Repeat every line exactly, keeping the pictures out of the copy.

**ROWS**.
--------------------

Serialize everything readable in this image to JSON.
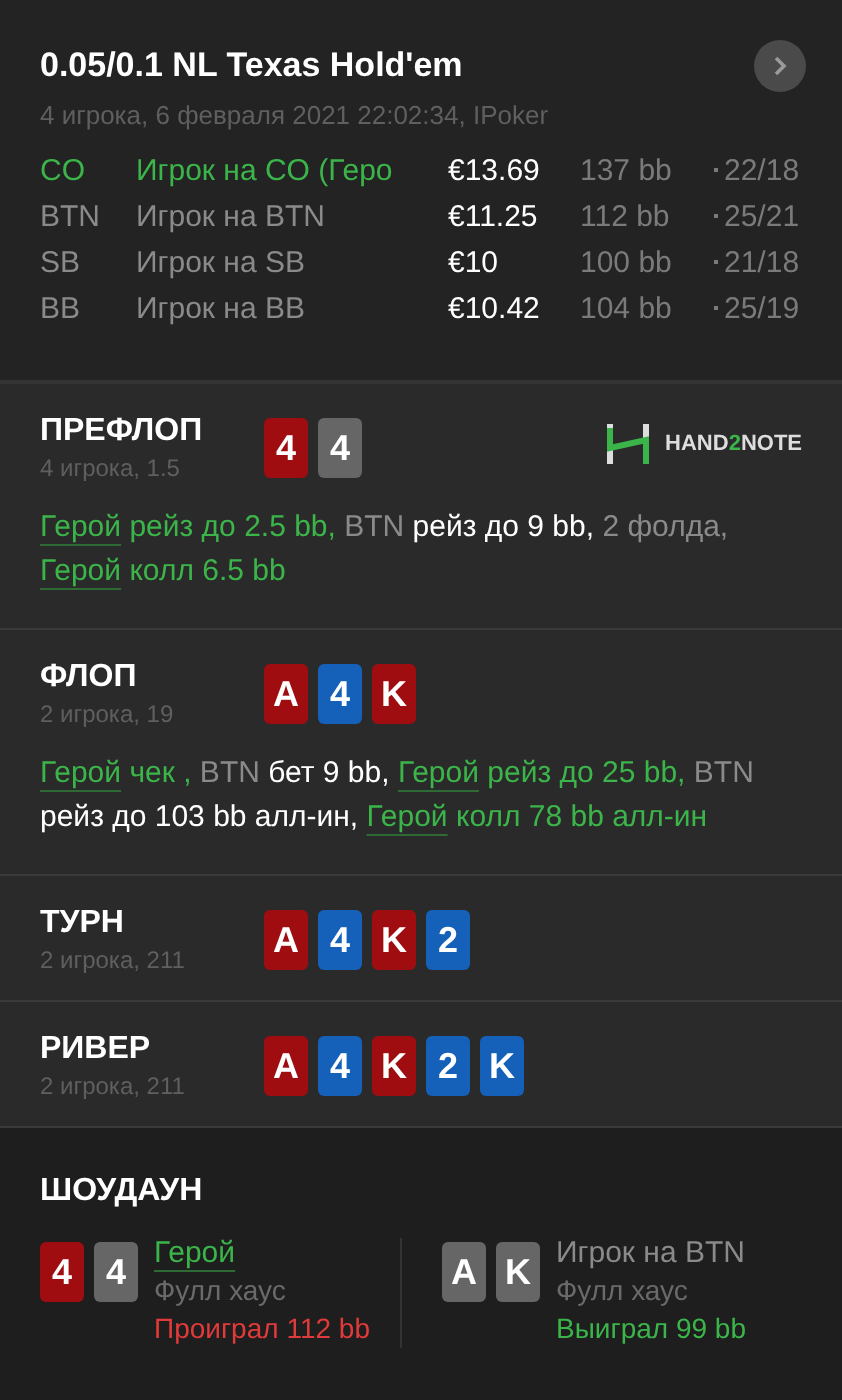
{
  "header": {
    "title": "0.05/0.1 NL Texas Hold'em",
    "subtitle": "4 игрока, 6 февраля 2021 22:02:34, IPoker"
  },
  "players": [
    {
      "position": "CO",
      "name": "Игрок на CO (Геро",
      "hero": true,
      "stack": "€13.69",
      "bb": "137 bb",
      "stats": "22/18"
    },
    {
      "position": "BTN",
      "name": "Игрок на BTN",
      "hero": false,
      "stack": "€11.25",
      "bb": "112 bb",
      "stats": "25/21"
    },
    {
      "position": "SB",
      "name": "Игрок на SB",
      "hero": false,
      "stack": "€10",
      "bb": "100 bb",
      "stats": "21/18"
    },
    {
      "position": "BB",
      "name": "Игрок на BB",
      "hero": false,
      "stack": "€10.42",
      "bb": "104 bb",
      "stats": "25/19"
    }
  ],
  "streets": [
    {
      "title": "ПРЕФЛОП",
      "subtitle": "4 игрока, 1.5",
      "logo": [
        "HAND",
        "2",
        "NOTE"
      ],
      "cards": [
        {
          "rank": "4",
          "color": "#a00d10"
        },
        {
          "rank": "4",
          "color": "#666666"
        }
      ],
      "actions": [
        {
          "kind": "hero",
          "text": "Герой"
        },
        {
          "kind": "hero-action",
          "text": " рейз до 2.5 bb,"
        },
        {
          "kind": "player",
          "text": " BTN"
        },
        {
          "kind": "action",
          "text": " рейз до 9 bb,"
        },
        {
          "kind": "player",
          "text": " 2 фолда, "
        },
        {
          "kind": "hero",
          "text": "Герой"
        },
        {
          "kind": "hero-action",
          "text": " колл 6.5 bb"
        }
      ]
    },
    {
      "title": "ФЛОП",
      "subtitle": "2 игрока, 19",
      "cards": [
        {
          "rank": "A",
          "color": "#a00d10"
        },
        {
          "rank": "4",
          "color": "#1560b8"
        },
        {
          "rank": "K",
          "color": "#a00d10"
        }
      ],
      "actions": [
        {
          "kind": "hero",
          "text": "Герой"
        },
        {
          "kind": "hero-action",
          "text": " чек ,"
        },
        {
          "kind": "player",
          "text": " BTN"
        },
        {
          "kind": "action",
          "text": " бет 9 bb, "
        },
        {
          "kind": "hero",
          "text": "Герой"
        },
        {
          "kind": "hero-action",
          "text": " рейз до 25 bb,"
        },
        {
          "kind": "player",
          "text": " BTN"
        },
        {
          "kind": "action",
          "text": " рейз до 103 bb алл-ин, "
        },
        {
          "kind": "hero",
          "text": "Герой"
        },
        {
          "kind": "hero-action",
          "text": " колл 78 bb алл-ин"
        }
      ]
    },
    {
      "title": "ТУРН",
      "subtitle": "2 игрока, 211",
      "cards": [
        {
          "rank": "A",
          "color": "#a00d10"
        },
        {
          "rank": "4",
          "color": "#1560b8"
        },
        {
          "rank": "K",
          "color": "#a00d10"
        },
        {
          "rank": "2",
          "color": "#1560b8"
        }
      ]
    },
    {
      "title": "РИВЕР",
      "subtitle": "2 игрока, 211",
      "cards": [
        {
          "rank": "A",
          "color": "#a00d10"
        },
        {
          "rank": "4",
          "color": "#1560b8"
        },
        {
          "rank": "K",
          "color": "#a00d10"
        },
        {
          "rank": "2",
          "color": "#1560b8"
        },
        {
          "rank": "K",
          "color": "#1560b8"
        }
      ]
    }
  ],
  "showdown": {
    "title": "ШОУДАУН",
    "players": [
      {
        "name": "Герой",
        "hero": true,
        "hand": "Фулл хаус",
        "result": "Проиграл 112 bb",
        "won": false,
        "cards": [
          {
            "rank": "4",
            "color": "#a00d10"
          },
          {
            "rank": "4",
            "color": "#666666"
          }
        ]
      },
      {
        "name": "Игрок на BTN",
        "hero": false,
        "hand": "Фулл хаус",
        "result": "Выиграл 99 bb",
        "won": true,
        "cards": [
          {
            "rank": "A",
            "color": "#666666"
          },
          {
            "rank": "K",
            "color": "#666666"
          }
        ]
      }
    ]
  }
}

--------------------

**OUTPUT FOR THIS TASK**.
Serialize everything readable in this image to JSON.
{
  "header": {
    "title": "0.05/0.1 NL Texas Hold'em",
    "subtitle": "4 игрока, 6 февраля 2021 22:02:34, IPoker"
  },
  "players": [
    {
      "position": "CO",
      "name": "Игрок на CO (Геро",
      "hero": true,
      "stack": "€13.69",
      "bb": "137 bb",
      "stats": "22/18"
    },
    {
      "position": "BTN",
      "name": "Игрок на BTN",
      "hero": false,
      "stack": "€11.25",
      "bb": "112 bb",
      "stats": "25/21"
    },
    {
      "position": "SB",
      "name": "Игрок на SB",
      "hero": false,
      "stack": "€10",
      "bb": "100 bb",
      "stats": "21/18"
    },
    {
      "position": "BB",
      "name": "Игрок на BB",
      "hero": false,
      "stack": "€10.42",
      "bb": "104 bb",
      "stats": "25/19"
    }
  ],
  "streets": [
    {
      "title": "ПРЕФЛОП",
      "subtitle": "4 игрока, 1.5",
      "logo": [
        "HAND",
        "2",
        "NOTE"
      ],
      "cards": [
        {
          "rank": "4",
          "color": "#a00d10"
        },
        {
          "rank": "4",
          "color": "#666666"
        }
      ],
      "actions": [
        {
          "kind": "hero",
          "text": "Герой"
        },
        {
          "kind": "hero-action",
          "text": " рейз до 2.5 bb,"
        },
        {
          "kind": "player",
          "text": " BTN"
        },
        {
          "kind": "action",
          "text": " рейз до 9 bb,"
        },
        {
          "kind": "player",
          "text": " 2 фолда, "
        },
        {
          "kind": "hero",
          "text": "Герой"
        },
        {
          "kind": "hero-action",
          "text": " колл 6.5 bb"
        }
      ]
    },
    {
      "title": "ФЛОП",
      "subtitle": "2 игрока, 19",
      "cards": [
        {
          "rank": "A",
          "color": "#a00d10"
        },
        {
          "rank": "4",
          "color": "#1560b8"
        },
        {
          "rank": "K",
          "color": "#a00d10"
        }
      ],
      "actions": [
        {
          "kind": "hero",
          "text": "Герой"
        },
        {
          "kind": "hero-action",
          "text": " чек ,"
        },
        {
          "kind": "player",
          "text": " BTN"
        },
        {
          "kind": "action",
          "text": " бет 9 bb, "
        },
        {
          "kind": "hero",
          "text": "Герой"
        },
        {
          "kind": "hero-action",
          "text": " рейз до 25 bb,"
        },
        {
          "kind": "player",
          "text": " BTN"
        },
        {
          "kind": "action",
          "text": " рейз до 103 bb алл-ин, "
        },
        {
          "kind": "hero",
          "text": "Герой"
        },
        {
          "kind": "hero-action",
          "text": " колл 78 bb алл-ин"
        }
      ]
    },
    {
      "title": "ТУРН",
      "subtitle": "2 игрока, 211",
      "cards": [
        {
          "rank": "A",
          "color": "#a00d10"
        },
        {
          "rank": "4",
          "color": "#1560b8"
        },
        {
          "rank": "K",
          "color": "#a00d10"
        },
        {
          "rank": "2",
          "color": "#1560b8"
        }
      ]
    },
    {
      "title": "РИВЕР",
      "subtitle": "2 игрока, 211",
      "cards": [
        {
          "rank": "A",
          "color": "#a00d10"
        },
        {
          "rank": "4",
          "color": "#1560b8"
        },
        {
          "rank": "K",
          "color": "#a00d10"
        },
        {
          "rank": "2",
          "color": "#1560b8"
        },
        {
          "rank": "K",
          "color": "#1560b8"
        }
      ]
    }
  ],
  "showdown": {
    "title": "ШОУДАУН",
    "players": [
      {
        "name": "Герой",
        "hero": true,
        "hand": "Фулл хаус",
        "result": "Проиграл 112 bb",
        "won": false,
        "cards": [
          {
            "rank": "4",
            "color": "#a00d10"
          },
          {
            "rank": "4",
            "color": "#666666"
          }
        ]
      },
      {
        "name": "Игрок на BTN",
        "hero": false,
        "hand": "Фулл хаус",
        "result": "Выиграл 99 bb",
        "won": true,
        "cards": [
          {
            "rank": "A",
            "color": "#666666"
          },
          {
            "rank": "K",
            "color": "#666666"
          }
        ]
      }
    ]
  }
}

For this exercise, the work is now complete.